- [Exercise requirements]
Report each line of the data that includes the word "which".

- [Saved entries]
>>>>
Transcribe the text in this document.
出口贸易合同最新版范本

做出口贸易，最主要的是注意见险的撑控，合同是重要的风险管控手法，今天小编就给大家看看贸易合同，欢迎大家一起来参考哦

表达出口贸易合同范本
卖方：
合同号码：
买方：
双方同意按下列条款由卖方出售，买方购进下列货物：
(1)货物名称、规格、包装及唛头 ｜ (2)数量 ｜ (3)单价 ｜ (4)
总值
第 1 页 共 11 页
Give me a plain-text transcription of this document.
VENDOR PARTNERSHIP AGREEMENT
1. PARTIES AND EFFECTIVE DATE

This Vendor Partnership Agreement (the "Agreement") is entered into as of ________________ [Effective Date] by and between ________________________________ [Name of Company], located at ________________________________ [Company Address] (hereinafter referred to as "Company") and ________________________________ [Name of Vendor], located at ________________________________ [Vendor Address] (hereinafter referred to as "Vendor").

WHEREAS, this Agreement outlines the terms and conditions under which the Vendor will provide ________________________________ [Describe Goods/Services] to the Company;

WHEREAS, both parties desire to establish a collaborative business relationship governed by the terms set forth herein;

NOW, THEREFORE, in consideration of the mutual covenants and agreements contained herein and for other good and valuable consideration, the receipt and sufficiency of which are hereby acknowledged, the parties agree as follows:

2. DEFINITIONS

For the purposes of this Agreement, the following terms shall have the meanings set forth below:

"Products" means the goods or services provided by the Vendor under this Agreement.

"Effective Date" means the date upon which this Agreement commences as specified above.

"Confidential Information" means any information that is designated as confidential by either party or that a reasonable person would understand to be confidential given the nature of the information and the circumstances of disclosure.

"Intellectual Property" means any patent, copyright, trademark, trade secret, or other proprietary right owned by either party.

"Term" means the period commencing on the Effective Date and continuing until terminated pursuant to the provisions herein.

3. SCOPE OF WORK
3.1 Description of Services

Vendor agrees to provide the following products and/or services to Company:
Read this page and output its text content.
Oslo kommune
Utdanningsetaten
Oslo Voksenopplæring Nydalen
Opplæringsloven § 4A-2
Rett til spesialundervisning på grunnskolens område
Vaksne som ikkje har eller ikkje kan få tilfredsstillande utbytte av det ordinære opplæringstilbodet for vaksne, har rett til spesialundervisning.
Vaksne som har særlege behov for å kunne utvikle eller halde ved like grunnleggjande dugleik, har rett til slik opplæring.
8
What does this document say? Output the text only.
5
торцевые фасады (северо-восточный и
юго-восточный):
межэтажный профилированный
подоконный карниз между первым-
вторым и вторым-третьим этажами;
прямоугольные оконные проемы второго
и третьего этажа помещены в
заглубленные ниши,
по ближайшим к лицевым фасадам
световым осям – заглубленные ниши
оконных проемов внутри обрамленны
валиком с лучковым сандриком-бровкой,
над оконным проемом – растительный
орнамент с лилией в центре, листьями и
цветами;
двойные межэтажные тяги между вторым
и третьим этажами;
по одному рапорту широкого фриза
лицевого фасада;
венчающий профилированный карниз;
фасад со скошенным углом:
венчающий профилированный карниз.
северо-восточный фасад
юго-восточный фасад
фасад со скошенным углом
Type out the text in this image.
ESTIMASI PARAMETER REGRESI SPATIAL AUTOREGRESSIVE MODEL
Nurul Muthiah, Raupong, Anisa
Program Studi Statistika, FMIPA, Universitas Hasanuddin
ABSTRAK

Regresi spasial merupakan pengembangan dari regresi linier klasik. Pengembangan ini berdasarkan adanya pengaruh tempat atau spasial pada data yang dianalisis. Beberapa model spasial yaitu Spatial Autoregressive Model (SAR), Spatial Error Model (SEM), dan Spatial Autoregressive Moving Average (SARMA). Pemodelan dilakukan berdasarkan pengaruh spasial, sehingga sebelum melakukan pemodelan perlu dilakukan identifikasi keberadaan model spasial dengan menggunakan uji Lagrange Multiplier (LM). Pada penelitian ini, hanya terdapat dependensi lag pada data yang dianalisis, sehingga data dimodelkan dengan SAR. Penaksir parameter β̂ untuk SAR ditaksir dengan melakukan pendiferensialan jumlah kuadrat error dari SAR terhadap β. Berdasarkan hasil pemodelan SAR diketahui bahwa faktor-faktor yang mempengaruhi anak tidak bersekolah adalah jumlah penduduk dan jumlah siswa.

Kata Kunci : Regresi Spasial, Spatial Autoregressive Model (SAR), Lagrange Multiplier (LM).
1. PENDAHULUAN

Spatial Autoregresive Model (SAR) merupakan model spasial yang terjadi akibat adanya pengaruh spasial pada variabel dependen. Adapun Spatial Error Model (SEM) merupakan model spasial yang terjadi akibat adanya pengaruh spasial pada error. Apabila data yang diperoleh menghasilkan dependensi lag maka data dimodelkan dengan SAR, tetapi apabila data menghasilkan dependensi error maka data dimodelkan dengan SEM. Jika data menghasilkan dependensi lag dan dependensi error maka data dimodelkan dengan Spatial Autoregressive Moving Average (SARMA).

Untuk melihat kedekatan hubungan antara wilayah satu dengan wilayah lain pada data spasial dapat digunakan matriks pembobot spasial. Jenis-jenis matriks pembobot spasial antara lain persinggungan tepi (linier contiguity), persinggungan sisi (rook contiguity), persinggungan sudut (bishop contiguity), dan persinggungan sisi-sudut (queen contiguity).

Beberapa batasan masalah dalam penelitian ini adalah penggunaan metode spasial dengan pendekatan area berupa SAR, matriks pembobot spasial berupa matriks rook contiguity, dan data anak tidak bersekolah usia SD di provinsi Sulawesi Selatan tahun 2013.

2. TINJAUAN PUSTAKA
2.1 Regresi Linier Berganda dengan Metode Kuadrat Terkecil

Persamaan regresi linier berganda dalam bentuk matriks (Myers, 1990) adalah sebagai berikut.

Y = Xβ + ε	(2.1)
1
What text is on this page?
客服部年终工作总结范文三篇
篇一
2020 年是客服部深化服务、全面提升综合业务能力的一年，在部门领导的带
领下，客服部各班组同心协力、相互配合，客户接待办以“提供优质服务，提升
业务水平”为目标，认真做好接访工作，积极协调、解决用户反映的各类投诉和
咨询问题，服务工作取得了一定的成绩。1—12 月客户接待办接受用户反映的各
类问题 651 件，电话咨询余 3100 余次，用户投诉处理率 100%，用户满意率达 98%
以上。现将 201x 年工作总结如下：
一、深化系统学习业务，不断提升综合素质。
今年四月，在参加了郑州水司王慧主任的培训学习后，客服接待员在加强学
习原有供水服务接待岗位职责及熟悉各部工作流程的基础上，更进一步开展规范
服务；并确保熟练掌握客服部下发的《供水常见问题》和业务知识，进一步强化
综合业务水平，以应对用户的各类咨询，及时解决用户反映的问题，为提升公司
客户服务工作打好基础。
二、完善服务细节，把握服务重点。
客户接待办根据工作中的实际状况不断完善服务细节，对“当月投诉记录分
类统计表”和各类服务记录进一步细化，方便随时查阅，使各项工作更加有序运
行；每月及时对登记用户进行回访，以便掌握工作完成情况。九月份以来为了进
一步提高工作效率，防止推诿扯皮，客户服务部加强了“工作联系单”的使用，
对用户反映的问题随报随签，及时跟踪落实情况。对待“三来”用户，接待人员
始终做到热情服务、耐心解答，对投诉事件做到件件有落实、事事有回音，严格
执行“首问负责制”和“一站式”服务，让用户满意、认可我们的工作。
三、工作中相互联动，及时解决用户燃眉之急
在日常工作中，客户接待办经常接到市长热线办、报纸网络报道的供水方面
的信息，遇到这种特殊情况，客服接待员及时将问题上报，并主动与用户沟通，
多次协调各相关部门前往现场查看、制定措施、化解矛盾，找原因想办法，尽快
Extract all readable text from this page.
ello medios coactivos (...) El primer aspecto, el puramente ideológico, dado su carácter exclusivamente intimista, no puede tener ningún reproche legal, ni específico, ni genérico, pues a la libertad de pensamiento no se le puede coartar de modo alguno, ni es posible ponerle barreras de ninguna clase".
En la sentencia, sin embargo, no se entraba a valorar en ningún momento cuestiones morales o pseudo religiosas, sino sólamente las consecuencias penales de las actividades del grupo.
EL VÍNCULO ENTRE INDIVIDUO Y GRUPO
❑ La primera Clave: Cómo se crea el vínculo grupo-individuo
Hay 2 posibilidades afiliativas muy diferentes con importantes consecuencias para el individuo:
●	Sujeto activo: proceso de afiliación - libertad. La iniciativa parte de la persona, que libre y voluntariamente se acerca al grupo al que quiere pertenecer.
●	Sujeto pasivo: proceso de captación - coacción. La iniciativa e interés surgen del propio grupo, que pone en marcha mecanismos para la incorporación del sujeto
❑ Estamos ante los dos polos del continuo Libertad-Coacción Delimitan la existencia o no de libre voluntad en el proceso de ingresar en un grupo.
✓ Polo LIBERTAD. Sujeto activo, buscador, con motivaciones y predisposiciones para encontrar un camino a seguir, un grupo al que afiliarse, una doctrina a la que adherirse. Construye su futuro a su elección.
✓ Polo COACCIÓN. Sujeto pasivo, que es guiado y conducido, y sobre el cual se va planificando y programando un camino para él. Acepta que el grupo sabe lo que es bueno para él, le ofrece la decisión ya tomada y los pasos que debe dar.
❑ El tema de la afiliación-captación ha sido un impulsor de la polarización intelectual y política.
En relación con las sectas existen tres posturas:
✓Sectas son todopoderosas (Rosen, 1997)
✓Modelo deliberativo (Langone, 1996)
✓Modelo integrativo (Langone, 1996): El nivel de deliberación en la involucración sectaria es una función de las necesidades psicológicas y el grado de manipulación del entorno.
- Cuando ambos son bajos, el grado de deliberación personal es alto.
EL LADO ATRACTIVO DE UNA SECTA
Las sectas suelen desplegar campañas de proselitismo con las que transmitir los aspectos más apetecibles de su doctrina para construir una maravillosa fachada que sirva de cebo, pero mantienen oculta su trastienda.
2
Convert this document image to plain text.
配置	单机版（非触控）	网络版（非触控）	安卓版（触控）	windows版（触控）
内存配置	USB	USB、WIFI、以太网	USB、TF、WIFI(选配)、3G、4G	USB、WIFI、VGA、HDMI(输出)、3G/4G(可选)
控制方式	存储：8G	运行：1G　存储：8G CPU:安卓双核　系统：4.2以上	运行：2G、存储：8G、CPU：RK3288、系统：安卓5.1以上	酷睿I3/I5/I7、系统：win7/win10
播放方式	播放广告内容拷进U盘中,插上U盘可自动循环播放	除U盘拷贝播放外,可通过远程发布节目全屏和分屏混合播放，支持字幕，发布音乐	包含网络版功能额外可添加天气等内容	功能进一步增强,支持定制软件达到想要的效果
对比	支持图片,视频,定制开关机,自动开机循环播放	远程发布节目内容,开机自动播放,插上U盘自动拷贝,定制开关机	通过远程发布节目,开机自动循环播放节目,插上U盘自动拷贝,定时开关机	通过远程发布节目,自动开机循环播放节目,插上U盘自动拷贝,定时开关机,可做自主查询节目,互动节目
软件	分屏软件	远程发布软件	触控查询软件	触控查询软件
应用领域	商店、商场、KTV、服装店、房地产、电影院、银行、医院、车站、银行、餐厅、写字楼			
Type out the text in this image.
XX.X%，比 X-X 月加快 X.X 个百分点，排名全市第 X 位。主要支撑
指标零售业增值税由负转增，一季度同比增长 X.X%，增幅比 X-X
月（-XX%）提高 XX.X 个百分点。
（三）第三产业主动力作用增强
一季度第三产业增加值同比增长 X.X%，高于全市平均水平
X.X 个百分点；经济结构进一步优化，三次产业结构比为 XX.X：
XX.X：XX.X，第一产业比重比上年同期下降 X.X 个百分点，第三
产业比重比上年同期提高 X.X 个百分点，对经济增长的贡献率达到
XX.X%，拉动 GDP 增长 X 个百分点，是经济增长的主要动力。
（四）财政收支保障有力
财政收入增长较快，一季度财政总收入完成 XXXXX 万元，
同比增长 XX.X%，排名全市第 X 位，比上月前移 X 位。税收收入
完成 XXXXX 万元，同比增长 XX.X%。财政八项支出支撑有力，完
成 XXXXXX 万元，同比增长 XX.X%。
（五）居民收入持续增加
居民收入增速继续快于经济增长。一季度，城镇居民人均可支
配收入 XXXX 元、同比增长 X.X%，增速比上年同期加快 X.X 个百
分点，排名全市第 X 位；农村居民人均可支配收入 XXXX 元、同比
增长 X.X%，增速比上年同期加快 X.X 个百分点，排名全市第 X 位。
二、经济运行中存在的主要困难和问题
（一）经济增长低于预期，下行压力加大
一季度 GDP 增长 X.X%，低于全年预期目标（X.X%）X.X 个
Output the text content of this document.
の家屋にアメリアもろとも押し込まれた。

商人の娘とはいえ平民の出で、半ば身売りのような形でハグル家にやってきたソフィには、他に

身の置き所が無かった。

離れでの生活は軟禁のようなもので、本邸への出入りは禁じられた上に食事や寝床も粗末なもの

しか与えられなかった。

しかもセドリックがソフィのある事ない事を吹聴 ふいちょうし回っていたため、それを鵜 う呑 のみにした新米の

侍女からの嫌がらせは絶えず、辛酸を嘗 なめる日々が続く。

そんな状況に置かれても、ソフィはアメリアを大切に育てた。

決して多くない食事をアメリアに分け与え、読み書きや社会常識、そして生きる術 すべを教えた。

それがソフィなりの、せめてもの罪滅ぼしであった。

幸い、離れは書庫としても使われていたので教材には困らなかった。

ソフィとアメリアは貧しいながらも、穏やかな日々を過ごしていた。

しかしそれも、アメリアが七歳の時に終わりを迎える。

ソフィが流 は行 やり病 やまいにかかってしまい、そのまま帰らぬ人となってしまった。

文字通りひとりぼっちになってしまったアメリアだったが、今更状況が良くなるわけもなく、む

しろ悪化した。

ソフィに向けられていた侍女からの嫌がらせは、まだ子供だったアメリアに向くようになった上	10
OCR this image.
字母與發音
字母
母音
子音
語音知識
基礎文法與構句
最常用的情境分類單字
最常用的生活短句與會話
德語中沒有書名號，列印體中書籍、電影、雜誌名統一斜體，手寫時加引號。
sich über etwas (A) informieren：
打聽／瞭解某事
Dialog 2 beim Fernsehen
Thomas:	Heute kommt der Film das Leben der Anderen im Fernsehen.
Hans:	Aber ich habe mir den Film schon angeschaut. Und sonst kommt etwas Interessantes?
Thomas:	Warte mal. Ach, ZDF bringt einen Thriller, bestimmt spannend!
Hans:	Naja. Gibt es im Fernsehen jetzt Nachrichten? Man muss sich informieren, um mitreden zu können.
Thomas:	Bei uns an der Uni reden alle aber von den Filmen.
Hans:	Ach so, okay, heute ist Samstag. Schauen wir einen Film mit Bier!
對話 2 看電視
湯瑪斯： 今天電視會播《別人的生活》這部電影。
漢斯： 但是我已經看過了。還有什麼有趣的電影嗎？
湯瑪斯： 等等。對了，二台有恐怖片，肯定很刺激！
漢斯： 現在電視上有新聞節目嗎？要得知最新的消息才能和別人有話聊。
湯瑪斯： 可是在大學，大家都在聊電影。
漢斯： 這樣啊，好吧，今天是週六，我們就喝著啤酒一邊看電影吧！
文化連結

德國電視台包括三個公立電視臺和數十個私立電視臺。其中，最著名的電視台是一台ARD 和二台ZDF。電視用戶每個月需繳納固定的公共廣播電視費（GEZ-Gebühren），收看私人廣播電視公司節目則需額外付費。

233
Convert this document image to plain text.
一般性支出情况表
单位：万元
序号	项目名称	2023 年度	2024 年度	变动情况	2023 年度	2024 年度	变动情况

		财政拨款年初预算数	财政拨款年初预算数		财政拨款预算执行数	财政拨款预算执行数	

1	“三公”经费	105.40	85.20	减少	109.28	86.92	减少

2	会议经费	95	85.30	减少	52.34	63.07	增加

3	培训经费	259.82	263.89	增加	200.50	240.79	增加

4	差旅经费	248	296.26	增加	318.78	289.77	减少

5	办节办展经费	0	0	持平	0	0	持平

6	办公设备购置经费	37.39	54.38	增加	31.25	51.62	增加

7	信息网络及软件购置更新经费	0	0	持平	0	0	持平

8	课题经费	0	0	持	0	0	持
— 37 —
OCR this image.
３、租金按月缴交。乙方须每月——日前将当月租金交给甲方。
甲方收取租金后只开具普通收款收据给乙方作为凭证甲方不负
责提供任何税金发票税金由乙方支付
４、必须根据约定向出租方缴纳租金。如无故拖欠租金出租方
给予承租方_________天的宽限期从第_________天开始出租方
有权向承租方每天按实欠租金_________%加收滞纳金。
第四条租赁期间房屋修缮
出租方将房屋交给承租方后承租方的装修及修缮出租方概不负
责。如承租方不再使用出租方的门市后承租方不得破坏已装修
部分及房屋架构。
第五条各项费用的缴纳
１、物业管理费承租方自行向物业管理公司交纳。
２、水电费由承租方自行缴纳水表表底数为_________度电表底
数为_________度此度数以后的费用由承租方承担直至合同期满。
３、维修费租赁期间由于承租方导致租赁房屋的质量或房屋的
<<<<
- [Result]
WHEREAS, this Agreement outlines the terms and conditions under which the Vendor will provide ________________________________ [Describe Goods/Services] to the Company;
NOW, THEREFORE, in consideration of the mutual covenants and agreements contained herein and for other good and valuable consideration, the receipt and sufficiency of which are hereby acknowledged, the parties agree as follows:
"Effective Date" means the date upon which this Agreement commences as specified above.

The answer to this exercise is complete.